== The problem ==
Output the material below in full, exactly as it is.

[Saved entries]
------------------------------------------------

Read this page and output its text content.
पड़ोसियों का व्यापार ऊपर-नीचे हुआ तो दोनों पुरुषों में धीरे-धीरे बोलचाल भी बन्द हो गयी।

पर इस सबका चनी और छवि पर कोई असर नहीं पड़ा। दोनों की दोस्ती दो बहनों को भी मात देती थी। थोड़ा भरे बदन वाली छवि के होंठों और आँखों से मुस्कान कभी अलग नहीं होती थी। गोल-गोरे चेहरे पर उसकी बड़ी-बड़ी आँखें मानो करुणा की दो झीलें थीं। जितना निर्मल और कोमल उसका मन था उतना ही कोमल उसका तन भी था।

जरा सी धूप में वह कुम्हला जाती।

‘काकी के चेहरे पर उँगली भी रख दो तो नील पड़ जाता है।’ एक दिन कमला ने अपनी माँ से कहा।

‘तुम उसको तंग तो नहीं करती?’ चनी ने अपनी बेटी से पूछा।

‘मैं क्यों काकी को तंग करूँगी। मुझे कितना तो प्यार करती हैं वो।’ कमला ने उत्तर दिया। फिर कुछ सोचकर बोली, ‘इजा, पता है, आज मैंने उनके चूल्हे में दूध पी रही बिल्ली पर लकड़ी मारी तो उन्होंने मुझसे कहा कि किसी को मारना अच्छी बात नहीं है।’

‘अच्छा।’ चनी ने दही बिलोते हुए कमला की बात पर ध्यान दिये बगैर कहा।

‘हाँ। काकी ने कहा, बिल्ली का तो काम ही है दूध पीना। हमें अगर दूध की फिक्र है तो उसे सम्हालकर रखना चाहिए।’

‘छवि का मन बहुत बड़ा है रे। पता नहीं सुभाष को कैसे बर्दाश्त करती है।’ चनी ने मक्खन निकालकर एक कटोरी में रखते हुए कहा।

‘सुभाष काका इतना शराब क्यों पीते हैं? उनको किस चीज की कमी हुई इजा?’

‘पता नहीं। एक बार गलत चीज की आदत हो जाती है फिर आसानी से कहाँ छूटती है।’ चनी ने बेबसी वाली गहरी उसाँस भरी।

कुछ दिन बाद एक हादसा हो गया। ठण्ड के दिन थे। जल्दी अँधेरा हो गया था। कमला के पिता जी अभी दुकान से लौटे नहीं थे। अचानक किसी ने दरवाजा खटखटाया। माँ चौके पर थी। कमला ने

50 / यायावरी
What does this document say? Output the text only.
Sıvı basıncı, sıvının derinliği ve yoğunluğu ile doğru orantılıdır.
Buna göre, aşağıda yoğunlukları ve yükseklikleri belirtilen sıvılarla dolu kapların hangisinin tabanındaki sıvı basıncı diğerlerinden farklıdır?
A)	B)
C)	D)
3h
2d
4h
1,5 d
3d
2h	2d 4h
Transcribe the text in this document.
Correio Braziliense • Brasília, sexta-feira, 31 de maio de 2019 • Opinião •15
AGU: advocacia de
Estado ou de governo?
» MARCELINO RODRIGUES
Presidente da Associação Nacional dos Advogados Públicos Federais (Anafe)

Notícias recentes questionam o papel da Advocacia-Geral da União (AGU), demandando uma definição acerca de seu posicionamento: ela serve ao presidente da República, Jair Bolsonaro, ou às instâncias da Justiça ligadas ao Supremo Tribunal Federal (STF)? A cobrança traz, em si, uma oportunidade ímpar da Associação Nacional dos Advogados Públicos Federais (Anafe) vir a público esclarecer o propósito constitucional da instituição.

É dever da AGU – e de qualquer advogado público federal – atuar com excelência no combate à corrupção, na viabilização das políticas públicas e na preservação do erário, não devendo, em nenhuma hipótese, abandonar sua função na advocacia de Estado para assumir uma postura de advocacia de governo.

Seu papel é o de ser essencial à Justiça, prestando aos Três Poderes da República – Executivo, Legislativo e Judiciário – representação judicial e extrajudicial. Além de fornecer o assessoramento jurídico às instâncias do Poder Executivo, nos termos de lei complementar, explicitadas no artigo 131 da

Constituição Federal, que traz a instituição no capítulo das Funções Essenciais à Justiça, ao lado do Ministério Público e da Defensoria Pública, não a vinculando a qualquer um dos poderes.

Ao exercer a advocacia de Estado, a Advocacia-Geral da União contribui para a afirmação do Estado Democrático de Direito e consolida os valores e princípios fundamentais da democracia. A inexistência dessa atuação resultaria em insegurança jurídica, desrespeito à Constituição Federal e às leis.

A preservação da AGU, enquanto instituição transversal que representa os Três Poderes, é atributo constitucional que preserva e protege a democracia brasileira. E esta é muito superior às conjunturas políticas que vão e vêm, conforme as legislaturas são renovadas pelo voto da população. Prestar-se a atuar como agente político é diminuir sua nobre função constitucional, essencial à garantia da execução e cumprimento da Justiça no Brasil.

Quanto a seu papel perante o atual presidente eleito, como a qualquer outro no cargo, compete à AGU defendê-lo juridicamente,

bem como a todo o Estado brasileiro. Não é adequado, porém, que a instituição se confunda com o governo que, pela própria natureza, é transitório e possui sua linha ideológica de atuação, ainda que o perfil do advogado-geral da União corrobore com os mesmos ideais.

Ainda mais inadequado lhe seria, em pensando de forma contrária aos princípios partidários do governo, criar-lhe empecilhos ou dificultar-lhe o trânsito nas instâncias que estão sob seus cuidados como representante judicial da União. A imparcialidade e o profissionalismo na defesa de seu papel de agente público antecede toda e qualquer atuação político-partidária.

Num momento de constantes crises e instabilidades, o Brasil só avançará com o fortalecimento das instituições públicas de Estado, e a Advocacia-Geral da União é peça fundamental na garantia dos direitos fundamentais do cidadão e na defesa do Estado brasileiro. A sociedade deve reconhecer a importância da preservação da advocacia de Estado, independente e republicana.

------------------------------------------------

== Task output ==
Read this page and output its text content.
पड़ोसियों का व्यापार ऊपर-नीचे हुआ तो दोनों पुरुषों में धीरे-धीरे बोलचाल भी बन्द हो गयी।

पर इस सबका चनी और छवि पर कोई असर नहीं पड़ा। दोनों की दोस्ती दो बहनों को भी मात देती थी। थोड़ा भरे बदन वाली छवि के होंठों और आँखों से मुस्कान कभी अलग नहीं होती थी। गोल-गोरे चेहरे पर उसकी बड़ी-बड़ी आँखें मानो करुणा की दो झीलें थीं। जितना निर्मल और कोमल उसका मन था उतना ही कोमल उसका तन भी था।

जरा सी धूप में वह कुम्हला जाती।

‘काकी के चेहरे पर उँगली भी रख दो तो नील पड़ जाता है।’ एक दिन कमला ने अपनी माँ से कहा।

‘तुम उसको तंग तो नहीं करती?’ चनी ने अपनी बेटी से पूछा।

‘मैं क्यों काकी को तंग करूँगी। मुझे कितना तो प्यार करती हैं वो।’ कमला ने उत्तर दिया। फिर कुछ सोचकर बोली, ‘इजा, पता है, आज मैंने उनके चूल्हे में दूध पी रही बिल्ली पर लकड़ी मारी तो उन्होंने मुझसे कहा कि किसी को मारना अच्छी बात नहीं है।’

‘अच्छा।’ चनी ने दही बिलोते हुए कमला की बात पर ध्यान दिये बगैर कहा।

‘हाँ। काकी ने कहा, बिल्ली का तो काम ही है दूध पीना। हमें अगर दूध की फिक्र है तो उसे सम्हालकर रखना चाहिए।’

‘छवि का मन बहुत बड़ा है रे। पता नहीं सुभाष को कैसे बर्दाश्त करती है।’ चनी ने मक्खन निकालकर एक कटोरी में रखते हुए कहा।

‘सुभाष काका इतना शराब क्यों पीते हैं? उनको किस चीज की कमी हुई इजा?’

‘पता नहीं। एक बार गलत चीज की आदत हो जाती है फिर आसानी से कहाँ छूटती है।’ चनी ने बेबसी वाली गहरी उसाँस भरी।

कुछ दिन बाद एक हादसा हो गया। ठण्ड के दिन थे। जल्दी अँधेरा हो गया था। कमला के पिता जी अभी दुकान से लौटे नहीं थे। अचानक किसी ने दरवाजा खटखटाया। माँ चौके पर थी। कमला ने

50 / यायावरी
What does this document say? Output the text only.
Sıvı basıncı, sıvının derinliği ve yoğunluğu ile doğru orantılıdır.
Buna göre, aşağıda yoğunlukları ve yükseklikleri belirtilen sıvılarla dolu kapların hangisinin tabanındaki sıvı basıncı diğerlerinden farklıdır?
A)	B)
C)	D)
3h
2d
4h
1,5 d
3d
2h	2d 4h
Transcribe the text in this document.
Correio Braziliense • Brasília, sexta-feira, 31 de maio de 2019 • Opinião •15
AGU: advocacia de
Estado ou de governo?
» MARCELINO RODRIGUES
Presidente da Associação Nacional dos Advogados Públicos Federais (Anafe)

Notícias recentes questionam o papel da Advocacia-Geral da União (AGU), demandando uma definição acerca de seu posicionamento: ela serve ao presidente da República, Jair Bolsonaro, ou às instâncias da Justiça ligadas ao Supremo Tribunal Federal (STF)? A cobrança traz, em si, uma oportunidade ímpar da Associação Nacional dos Advogados Públicos Federais (Anafe) vir a público esclarecer o propósito constitucional da instituição.

É dever da AGU – e de qualquer advogado público federal – atuar com excelência no combate à corrupção, na viabilização das políticas públicas e na preservação do erário, não devendo, em nenhuma hipótese, abandonar sua função na advocacia de Estado para assumir uma postura de advocacia de governo.

Seu papel é o de ser essencial à Justiça, prestando aos Três Poderes da República – Executivo, Legislativo e Judiciário – representação judicial e extrajudicial. Além de fornecer o assessoramento jurídico às instâncias do Poder Executivo, nos termos de lei complementar, explicitadas no artigo 131 da

Constituição Federal, que traz a instituição no capítulo das Funções Essenciais à Justiça, ao lado do Ministério Público e da Defensoria Pública, não a vinculando a qualquer um dos poderes.

Ao exercer a advocacia de Estado, a Advocacia-Geral da União contribui para a afirmação do Estado Democrático de Direito e consolida os valores e princípios fundamentais da democracia. A inexistência dessa atuação resultaria em insegurança jurídica, desrespeito à Constituição Federal e às leis.

A preservação da AGU, enquanto instituição transversal que representa os Três Poderes, é atributo constitucional que preserva e protege a democracia brasileira. E esta é muito superior às conjunturas políticas que vão e vêm, conforme as legislaturas são renovadas pelo voto da população. Prestar-se a atuar como agente político é diminuir sua nobre função constitucional, essencial à garantia da execução e cumprimento da Justiça no Brasil.

Quanto a seu papel perante o atual presidente eleito, como a qualquer outro no cargo, compete à AGU defendê-lo juridicamente,

bem como a todo o Estado brasileiro. Não é adequado, porém, que a instituição se confunda com o governo que, pela própria natureza, é transitório e possui sua linha ideológica de atuação, ainda que o perfil do advogado-geral da União corrobore com os mesmos ideais.

Ainda mais inadequado lhe seria, em pensando de forma contrária aos princípios partidários do governo, criar-lhe empecilhos ou dificultar-lhe o trânsito nas instâncias que estão sob seus cuidados como representante judicial da União. A imparcialidade e o profissionalismo na defesa de seu papel de agente público antecede toda e qualquer atuação político-partidária.

Num momento de constantes crises e instabilidades, o Brasil só avançará com o fortalecimento das instituições públicas de Estado, e a Advocacia-Geral da União é peça fundamental na garantia dos direitos fundamentais do cidadão e na defesa do Estado brasileiro. A sociedade deve reconhecer a importância da preservação da advocacia de Estado, independente e republicana.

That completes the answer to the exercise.